WHAT TO WORK ON: Write out all of the entries exactly as given.

SOURCE RECORDS:

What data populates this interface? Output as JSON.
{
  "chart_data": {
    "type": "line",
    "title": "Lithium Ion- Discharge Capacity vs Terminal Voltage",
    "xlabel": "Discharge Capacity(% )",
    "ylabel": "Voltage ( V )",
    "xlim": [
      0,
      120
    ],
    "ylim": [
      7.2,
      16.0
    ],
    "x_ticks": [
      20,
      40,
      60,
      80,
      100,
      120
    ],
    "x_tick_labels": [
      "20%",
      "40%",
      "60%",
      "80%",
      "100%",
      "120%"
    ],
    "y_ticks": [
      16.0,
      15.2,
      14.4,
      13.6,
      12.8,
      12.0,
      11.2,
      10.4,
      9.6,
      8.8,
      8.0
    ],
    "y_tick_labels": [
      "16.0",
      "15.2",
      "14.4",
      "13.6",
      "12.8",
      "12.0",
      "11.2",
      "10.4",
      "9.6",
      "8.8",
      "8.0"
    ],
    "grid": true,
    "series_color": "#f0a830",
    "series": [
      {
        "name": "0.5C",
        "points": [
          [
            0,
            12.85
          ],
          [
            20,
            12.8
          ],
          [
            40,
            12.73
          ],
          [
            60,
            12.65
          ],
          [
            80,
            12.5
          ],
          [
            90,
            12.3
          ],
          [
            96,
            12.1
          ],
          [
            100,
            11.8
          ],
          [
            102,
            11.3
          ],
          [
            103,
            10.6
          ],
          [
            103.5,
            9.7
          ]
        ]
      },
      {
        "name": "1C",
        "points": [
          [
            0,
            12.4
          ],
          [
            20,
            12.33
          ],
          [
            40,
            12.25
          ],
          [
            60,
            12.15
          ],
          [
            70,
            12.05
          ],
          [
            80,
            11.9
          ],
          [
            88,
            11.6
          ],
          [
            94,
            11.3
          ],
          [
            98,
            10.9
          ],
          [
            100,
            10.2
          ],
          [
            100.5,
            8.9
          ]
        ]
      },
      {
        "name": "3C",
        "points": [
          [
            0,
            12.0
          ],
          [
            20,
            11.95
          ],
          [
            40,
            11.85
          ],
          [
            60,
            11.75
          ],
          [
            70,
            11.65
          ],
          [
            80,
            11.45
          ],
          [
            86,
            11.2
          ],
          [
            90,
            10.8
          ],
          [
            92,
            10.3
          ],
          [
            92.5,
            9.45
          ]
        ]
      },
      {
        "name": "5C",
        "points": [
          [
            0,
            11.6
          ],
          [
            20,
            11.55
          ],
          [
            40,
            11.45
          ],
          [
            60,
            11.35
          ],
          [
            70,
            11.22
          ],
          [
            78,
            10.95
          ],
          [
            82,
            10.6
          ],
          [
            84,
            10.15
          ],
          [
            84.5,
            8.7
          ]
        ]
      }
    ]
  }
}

WRITTEN SOLUTION:
What data populates this interface? Output as JSON.
{
  "chart_data": {
    "type": "line",
    "title": "Lithium Ion- Discharge Capacity vs Terminal Voltage",
    "xlabel": "Discharge Capacity(% )",
    "ylabel": "Voltage ( V )",
    "xlim": [
      0,
      120
    ],
    "ylim": [
      7.2,
      16.0
    ],
    "x_ticks": [
      20,
      40,
      60,
      80,
      100,
      120
    ],
    "x_tick_labels": [
      "20%",
      "40%",
      "60%",
      "80%",
      "100%",
      "120%"
    ],
    "y_ticks": [
      16.0,
      15.2,
      14.4,
      13.6,
      12.8,
      12.0,
      11.2,
      10.4,
      9.6,
      8.8,
      8.0
    ],
    "y_tick_labels": [
      "16.0",
      "15.2",
      "14.4",
      "13.6",
      "12.8",
      "12.0",
      "11.2",
      "10.4",
      "9.6",
      "8.8",
      "8.0"
    ],
    "grid": true,
    "series_color": "#f0a830",
    "series": [
      {
        "name": "0.5C",
        "points": [
          [
            0,
            12.85
          ],
          [
            20,
            12.8
          ],
          [
            40,
            12.73
          ],
          [
            60,
            12.65
          ],
          [
            80,
            12.5
          ],
          [
            90,
            12.3
          ],
          [
            96,
            12.1
          ],
          [
            100,
            11.8
          ],
          [
            102,
            11.3
          ],
          [
            103,
            10.6
          ],
          [
            103.5,
            9.7
          ]
        ]
      },
      {
        "name": "1C",
        "points": [
          [
            0,
            12.4
          ],
          [
            20,
            12.33
          ],
          [
            40,
            12.25
          ],
          [
            60,
            12.15
          ],
          [
            70,
            12.05
          ],
          [
            80,
            11.9
          ],
          [
            88,
            11.6
          ],
          [
            94,
            11.3
          ],
          [
            98,
            10.9
          ],
          [
            100,
            10.2
          ],
          [
            100.5,
            8.9
          ]
        ]
      },
      {
        "name": "3C",
        "points": [
          [
            0,
            12.0
          ],
          [
            20,
            11.95
          ],
          [
            40,
            11.85
          ],
          [
            60,
            11.75
          ],
          [
            70,
            11.65
          ],
          [
            80,
            11.45
          ],
          [
            86,
            11.2
          ],
          [
            90,
            10.8
          ],
          [
            92,
            10.3
          ],
          [
            92.5,
            9.45
          ]
        ]
      },
      {
        "name": "5C",
        "points": [
          [
            0,
            11.6
          ],
          [
            20,
            11.55
          ],
          [
            40,
            11.45
          ],
          [
            60,
            11.35
          ],
          [
            70,
            11.22
          ],
          [
            78,
            10.95
          ],
          [
            82,
            10.6
          ],
          [
            84,
            10.15
          ],
          [
            84.5,
            8.7
          ]
        ]
      }
    ]
  }
}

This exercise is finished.